---------- Records for processing

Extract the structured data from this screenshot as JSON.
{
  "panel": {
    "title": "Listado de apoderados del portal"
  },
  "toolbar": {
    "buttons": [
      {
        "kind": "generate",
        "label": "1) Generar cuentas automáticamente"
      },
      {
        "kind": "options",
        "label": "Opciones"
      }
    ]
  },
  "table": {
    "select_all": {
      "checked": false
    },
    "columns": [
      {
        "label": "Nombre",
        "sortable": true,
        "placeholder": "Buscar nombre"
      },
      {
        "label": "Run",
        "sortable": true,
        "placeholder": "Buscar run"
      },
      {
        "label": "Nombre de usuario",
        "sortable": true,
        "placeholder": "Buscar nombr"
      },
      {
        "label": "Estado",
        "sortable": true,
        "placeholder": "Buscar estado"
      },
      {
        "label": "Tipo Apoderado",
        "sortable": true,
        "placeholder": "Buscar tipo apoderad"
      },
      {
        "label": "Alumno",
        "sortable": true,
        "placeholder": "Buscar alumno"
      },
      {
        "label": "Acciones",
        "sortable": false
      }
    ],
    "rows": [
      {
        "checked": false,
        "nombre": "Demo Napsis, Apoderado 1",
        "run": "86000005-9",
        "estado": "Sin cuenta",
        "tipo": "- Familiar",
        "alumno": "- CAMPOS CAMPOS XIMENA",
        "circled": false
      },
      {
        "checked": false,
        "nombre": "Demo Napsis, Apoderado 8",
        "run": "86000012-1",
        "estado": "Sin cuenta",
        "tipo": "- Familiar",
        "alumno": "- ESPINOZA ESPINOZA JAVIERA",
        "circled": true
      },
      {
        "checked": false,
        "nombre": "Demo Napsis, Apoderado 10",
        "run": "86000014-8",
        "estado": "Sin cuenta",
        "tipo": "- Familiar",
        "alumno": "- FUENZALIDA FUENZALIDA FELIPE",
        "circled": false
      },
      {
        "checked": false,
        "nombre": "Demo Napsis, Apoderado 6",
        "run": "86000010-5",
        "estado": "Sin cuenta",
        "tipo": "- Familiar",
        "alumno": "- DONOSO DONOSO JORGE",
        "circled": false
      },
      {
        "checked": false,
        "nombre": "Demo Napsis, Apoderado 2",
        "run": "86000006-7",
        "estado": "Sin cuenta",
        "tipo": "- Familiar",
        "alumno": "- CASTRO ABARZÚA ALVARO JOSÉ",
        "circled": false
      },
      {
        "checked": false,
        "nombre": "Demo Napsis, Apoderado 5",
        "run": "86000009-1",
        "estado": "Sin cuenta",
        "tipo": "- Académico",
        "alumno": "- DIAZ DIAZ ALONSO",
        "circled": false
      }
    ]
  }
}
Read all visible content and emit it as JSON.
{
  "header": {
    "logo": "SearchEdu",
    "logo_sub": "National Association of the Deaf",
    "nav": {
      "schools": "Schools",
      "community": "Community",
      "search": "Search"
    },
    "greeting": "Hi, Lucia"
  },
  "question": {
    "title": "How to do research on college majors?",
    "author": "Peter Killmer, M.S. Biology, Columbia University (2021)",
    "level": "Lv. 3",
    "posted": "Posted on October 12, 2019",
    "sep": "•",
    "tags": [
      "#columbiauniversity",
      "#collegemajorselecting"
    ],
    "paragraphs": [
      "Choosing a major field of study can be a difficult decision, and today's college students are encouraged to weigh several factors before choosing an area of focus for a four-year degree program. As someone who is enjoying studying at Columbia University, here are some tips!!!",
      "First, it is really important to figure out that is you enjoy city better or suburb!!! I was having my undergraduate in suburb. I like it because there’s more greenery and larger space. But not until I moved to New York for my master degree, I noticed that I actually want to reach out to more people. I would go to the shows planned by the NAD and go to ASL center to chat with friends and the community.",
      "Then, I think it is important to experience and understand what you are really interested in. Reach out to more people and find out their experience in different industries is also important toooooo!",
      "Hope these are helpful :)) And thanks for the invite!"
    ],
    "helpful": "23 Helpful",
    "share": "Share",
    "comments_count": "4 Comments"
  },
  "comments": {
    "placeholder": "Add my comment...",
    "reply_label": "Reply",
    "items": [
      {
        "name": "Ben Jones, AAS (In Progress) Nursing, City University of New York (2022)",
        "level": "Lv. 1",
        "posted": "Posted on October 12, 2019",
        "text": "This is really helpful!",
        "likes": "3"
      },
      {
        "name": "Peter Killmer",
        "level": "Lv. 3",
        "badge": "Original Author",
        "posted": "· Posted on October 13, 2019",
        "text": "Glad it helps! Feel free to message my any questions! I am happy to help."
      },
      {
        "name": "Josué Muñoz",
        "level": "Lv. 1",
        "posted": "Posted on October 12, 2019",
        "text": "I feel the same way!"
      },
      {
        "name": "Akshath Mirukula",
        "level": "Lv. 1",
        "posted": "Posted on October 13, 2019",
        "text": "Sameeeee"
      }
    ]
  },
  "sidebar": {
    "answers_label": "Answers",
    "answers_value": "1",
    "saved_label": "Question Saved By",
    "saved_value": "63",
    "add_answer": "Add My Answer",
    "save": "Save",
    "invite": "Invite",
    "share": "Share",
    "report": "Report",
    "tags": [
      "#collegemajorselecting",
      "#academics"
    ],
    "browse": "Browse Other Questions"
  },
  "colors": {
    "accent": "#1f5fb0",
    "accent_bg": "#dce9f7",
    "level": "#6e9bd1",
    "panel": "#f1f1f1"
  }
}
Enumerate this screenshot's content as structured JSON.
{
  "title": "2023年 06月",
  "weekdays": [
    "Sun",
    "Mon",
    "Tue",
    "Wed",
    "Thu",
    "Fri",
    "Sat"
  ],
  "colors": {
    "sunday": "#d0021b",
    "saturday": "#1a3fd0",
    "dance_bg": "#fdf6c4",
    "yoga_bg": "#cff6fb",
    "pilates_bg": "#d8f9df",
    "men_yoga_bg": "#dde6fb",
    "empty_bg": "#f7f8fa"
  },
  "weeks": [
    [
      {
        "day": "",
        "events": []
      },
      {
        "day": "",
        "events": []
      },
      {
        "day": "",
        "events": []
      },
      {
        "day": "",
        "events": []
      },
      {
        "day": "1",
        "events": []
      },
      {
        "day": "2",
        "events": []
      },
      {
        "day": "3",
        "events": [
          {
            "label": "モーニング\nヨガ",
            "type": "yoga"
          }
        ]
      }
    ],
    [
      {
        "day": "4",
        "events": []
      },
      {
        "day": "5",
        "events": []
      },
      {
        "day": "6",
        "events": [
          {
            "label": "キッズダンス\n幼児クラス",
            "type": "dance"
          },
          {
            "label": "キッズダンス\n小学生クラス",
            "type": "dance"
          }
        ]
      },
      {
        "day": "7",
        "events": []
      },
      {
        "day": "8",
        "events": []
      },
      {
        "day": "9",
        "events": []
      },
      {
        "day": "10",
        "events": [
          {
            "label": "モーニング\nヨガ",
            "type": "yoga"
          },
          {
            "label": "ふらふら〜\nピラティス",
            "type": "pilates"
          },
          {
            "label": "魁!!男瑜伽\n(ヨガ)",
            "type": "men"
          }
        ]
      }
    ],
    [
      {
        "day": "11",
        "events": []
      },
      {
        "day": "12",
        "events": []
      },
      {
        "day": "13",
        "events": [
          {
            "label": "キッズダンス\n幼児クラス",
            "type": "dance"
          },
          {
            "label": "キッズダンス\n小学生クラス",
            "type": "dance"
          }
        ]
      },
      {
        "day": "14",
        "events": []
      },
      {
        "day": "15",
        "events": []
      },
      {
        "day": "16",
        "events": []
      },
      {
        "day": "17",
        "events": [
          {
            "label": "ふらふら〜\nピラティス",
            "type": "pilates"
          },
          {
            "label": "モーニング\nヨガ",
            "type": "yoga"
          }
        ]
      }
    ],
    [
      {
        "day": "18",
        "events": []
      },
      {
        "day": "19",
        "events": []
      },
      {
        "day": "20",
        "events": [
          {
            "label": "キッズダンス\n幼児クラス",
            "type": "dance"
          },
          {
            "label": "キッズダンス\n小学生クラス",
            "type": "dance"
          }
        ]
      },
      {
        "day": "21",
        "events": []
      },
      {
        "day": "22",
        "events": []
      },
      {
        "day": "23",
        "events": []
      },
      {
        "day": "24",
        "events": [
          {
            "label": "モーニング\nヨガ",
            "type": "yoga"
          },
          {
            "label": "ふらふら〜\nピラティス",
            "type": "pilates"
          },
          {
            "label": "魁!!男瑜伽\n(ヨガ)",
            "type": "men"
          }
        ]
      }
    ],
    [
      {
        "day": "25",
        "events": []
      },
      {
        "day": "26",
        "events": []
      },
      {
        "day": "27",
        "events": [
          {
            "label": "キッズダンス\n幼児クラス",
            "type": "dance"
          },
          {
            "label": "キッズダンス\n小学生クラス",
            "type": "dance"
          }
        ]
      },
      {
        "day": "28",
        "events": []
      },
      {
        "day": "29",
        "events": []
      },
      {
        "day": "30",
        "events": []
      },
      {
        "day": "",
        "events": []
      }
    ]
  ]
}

--------------------

Pick every line with "Demo" in it and copy it.

        "nombre": "Demo Napsis, Apoderado 1",
        "nombre": "Demo Napsis, Apoderado 8",
        "nombre": "Demo Napsis, Apoderado 10",
        "nombre": "Demo Napsis, Apoderado 6",
        "nombre": "Demo Napsis, Apoderado 2",
        "nombre": "Demo Napsis, Apoderado 5",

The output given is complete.